[Source material Boundary: Start]

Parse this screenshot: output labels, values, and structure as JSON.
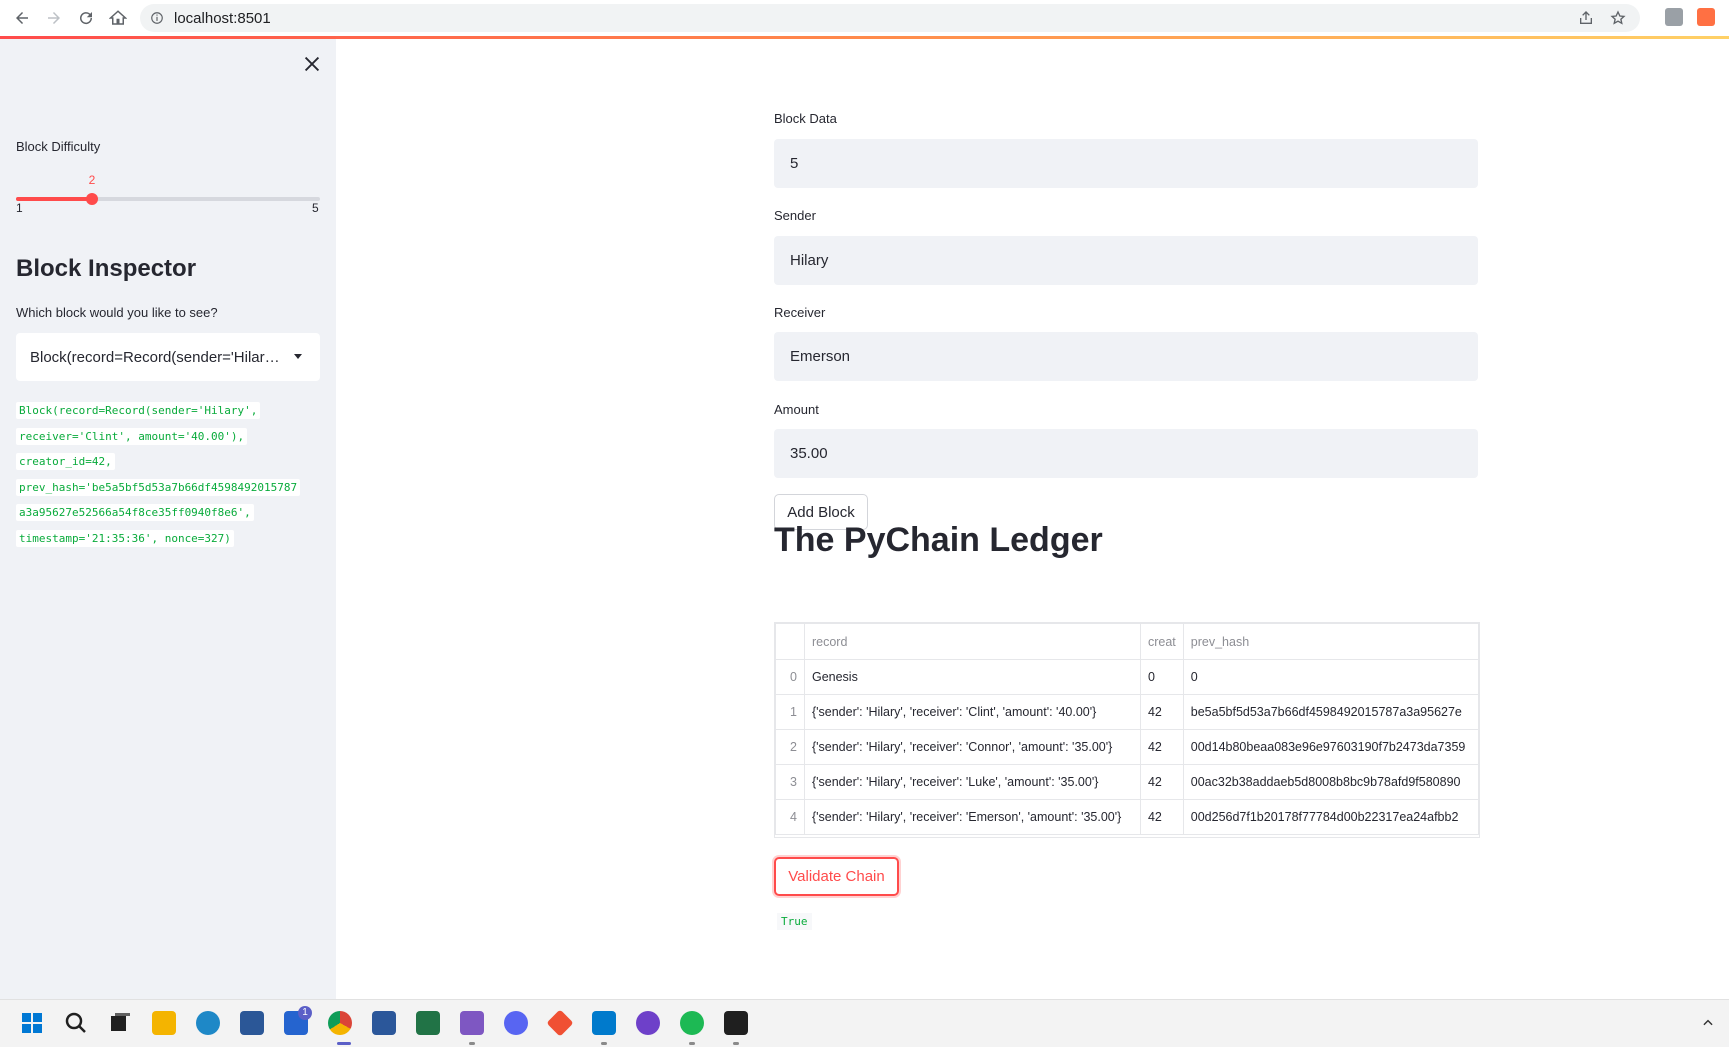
{
  "browser": {
    "url": "localhost:8501"
  },
  "sidebar": {
    "difficulty_label": "Block Difficulty",
    "slider": {
      "value": "2",
      "min": "1",
      "max": "5",
      "fraction": 0.25
    },
    "heading": "Block Inspector",
    "question": "Which block would you like to see?",
    "selected_block": "Block(record=Record(sender='Hilary', receiver='Clint', amount='40.00'), ...",
    "block_detail": [
      "Block(record=Record(sender='Hilary',",
      "receiver='Clint', amount='40.00'),",
      "creator_id=42,",
      "prev_hash='be5a5bf5d53a7b66df4598492015787",
      "a3a95627e52566a54f8ce35ff0940f8e6',",
      "timestamp='21:35:36', nonce=327)"
    ]
  },
  "form": {
    "block_data_label": "Block Data",
    "block_data_value": "5",
    "sender_label": "Sender",
    "sender_value": "Hilary",
    "receiver_label": "Receiver",
    "receiver_value": "Emerson",
    "amount_label": "Amount",
    "amount_value": "35.00",
    "add_block_label": "Add Block"
  },
  "ledger": {
    "title": "The PyChain Ledger",
    "columns": [
      "",
      "record",
      "creat",
      "prev_hash"
    ],
    "rows": [
      [
        "0",
        "Genesis",
        "0",
        "0"
      ],
      [
        "1",
        "{'sender': 'Hilary', 'receiver': 'Clint', 'amount': '40.00'}",
        "42",
        "be5a5bf5d53a7b66df4598492015787a3a95627e"
      ],
      [
        "2",
        "{'sender': 'Hilary', 'receiver': 'Connor', 'amount': '35.00'}",
        "42",
        "00d14b80beaa083e96e97603190f7b2473da7359"
      ],
      [
        "3",
        "{'sender': 'Hilary', 'receiver': 'Luke', 'amount': '35.00'}",
        "42",
        "00ac32b38addaeb5d8008b8bc9b78afd9f580890"
      ],
      [
        "4",
        "{'sender': 'Hilary', 'receiver': 'Emerson', 'amount': '35.00'}",
        "42",
        "00d256d7f1b20178f77784d00b22317ea24afbb2"
      ]
    ]
  },
  "validate": {
    "button_label": "Validate Chain",
    "result": "True"
  },
  "taskbar": {
    "icons": [
      "windows-start-icon",
      "search-icon",
      "task-view-icon",
      "file-explorer-icon",
      "edge-icon",
      "store-icon",
      "todo-icon",
      "chrome-icon",
      "word-icon",
      "excel-icon",
      "app-icon",
      "discord-icon",
      "git-icon",
      "vscode-icon",
      "github-desktop-icon",
      "spotify-icon",
      "terminal-icon"
    ],
    "todo_badge": "1"
  },
  "colors": {
    "accent": "#ff4b4b",
    "code_green": "#09ab3b",
    "sidebar_bg": "#f0f2f6"
  }
}
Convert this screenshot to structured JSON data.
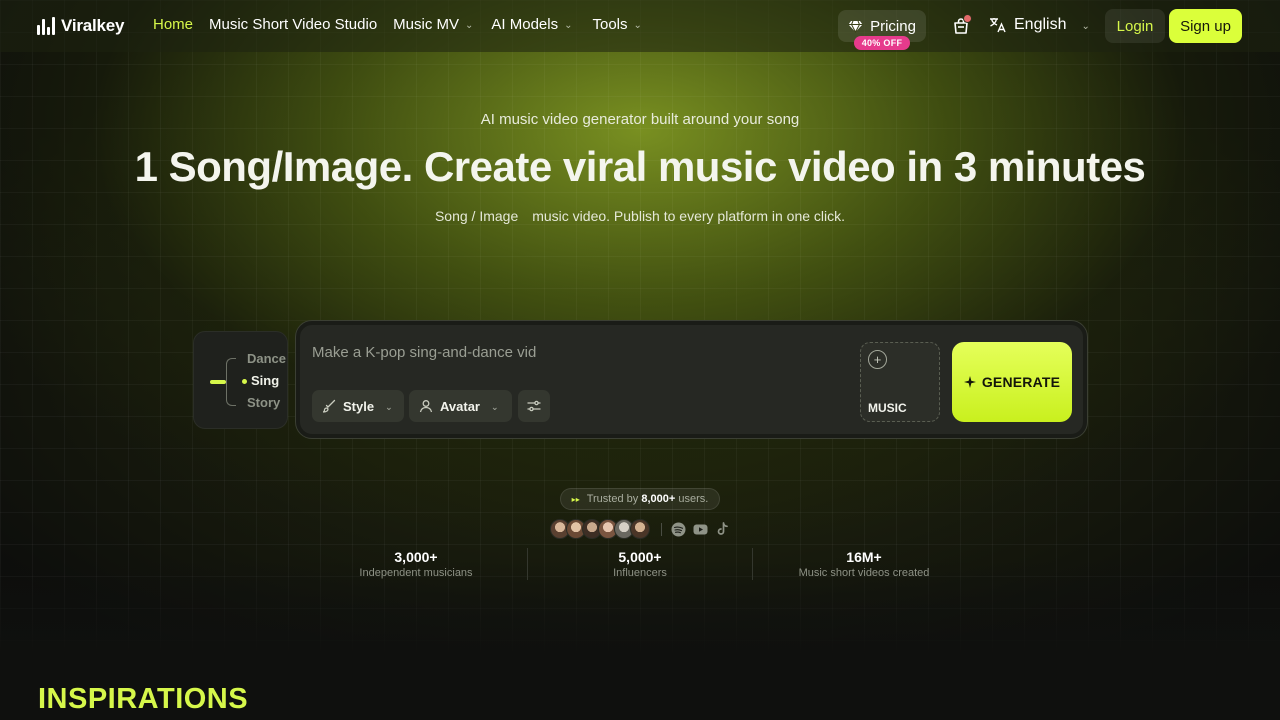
{
  "nav": {
    "logo": "Viralkey",
    "links": [
      {
        "label": "Home",
        "active": true,
        "dropdown": false
      },
      {
        "label": "Music Short Video Studio",
        "active": false,
        "dropdown": false
      },
      {
        "label": "Music MV",
        "active": false,
        "dropdown": true
      },
      {
        "label": "AI Models",
        "active": false,
        "dropdown": true
      },
      {
        "label": "Tools",
        "active": false,
        "dropdown": true
      }
    ],
    "pricing": "Pricing",
    "discount": "40% OFF",
    "language": "English",
    "login": "Login",
    "signup": "Sign up"
  },
  "hero": {
    "eyebrow": "AI music video generator built around your song",
    "headline": "1 Song/Image. Create viral music video in 3 minutes",
    "sub_part1": "Song / Image",
    "sub_part2": "music video. Publish to every platform in one click."
  },
  "modes": {
    "items": [
      "Dance",
      "Sing",
      "Story"
    ],
    "selected": "Sing"
  },
  "prompt": {
    "placeholder": "Make a K-pop sing-and-dance vid",
    "style_label": "Style",
    "avatar_label": "Avatar",
    "music_label": "MUSIC",
    "generate_label": "GENERATE"
  },
  "trust": {
    "prefix": "Trusted by",
    "count": "8,000+",
    "suffix": "users."
  },
  "stats": [
    {
      "value": "3,000+",
      "label": "Independent musicians"
    },
    {
      "value": "5,000+",
      "label": "Influencers"
    },
    {
      "value": "16M+",
      "label": "Music short videos created"
    }
  ],
  "section_title": "INSPIRATIONS",
  "colors": {
    "accent": "#d6f74a",
    "signup_bg": "#dbff3a",
    "discount_badge": "#e63b8c"
  },
  "icons": [
    "logo-icon",
    "diamond-icon",
    "bag-icon",
    "translate-icon",
    "chevron-down-icon",
    "brush-icon",
    "user-icon",
    "sliders-icon",
    "plus-icon",
    "sparkle-icon",
    "spotify-icon",
    "youtube-icon",
    "tiktok-icon"
  ]
}
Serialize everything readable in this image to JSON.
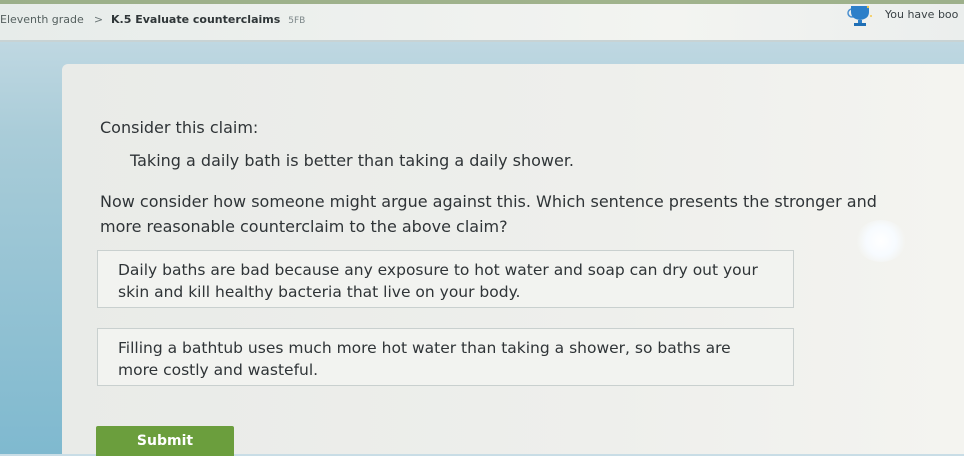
{
  "breadcrumb": {
    "grade": "Eleventh grade",
    "separator": ">",
    "skill": "K.5 Evaluate counterclaims",
    "code": "5FB"
  },
  "award": {
    "text": "You have boo",
    "icon": "trophy-icon"
  },
  "question": {
    "prompt": "Consider this claim:",
    "claim": "Taking a daily bath is better than taking a daily shower.",
    "instruction": "Now consider how someone might argue against this. Which sentence presents the stronger and more reasonable counterclaim to the above claim?"
  },
  "options": [
    {
      "text": "Daily baths are bad because any exposure to hot water and soap can dry out your skin and kill healthy bacteria that live on your body."
    },
    {
      "text": "Filling a bathtub uses much more hot water than taking a shower, so baths are more costly and wasteful."
    }
  ],
  "submit": {
    "label": "Submit"
  },
  "colors": {
    "submit": "#6b9e3d",
    "card": "#eeefec",
    "background": "#7fb9cf",
    "topbar": "#f0f2ef"
  }
}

[Source material Boundary: End]

# [Action item]
Pull every line containing the word "more" out of the listing.

# [Answer area]
    "instruction": "Now consider how someone might argue against this. Which sentence presents the stronger and more reasonable counterclaim to the above claim?"
      "text": "Filling a bathtub uses much more hot water than taking a shower, so baths are more costly and wasteful."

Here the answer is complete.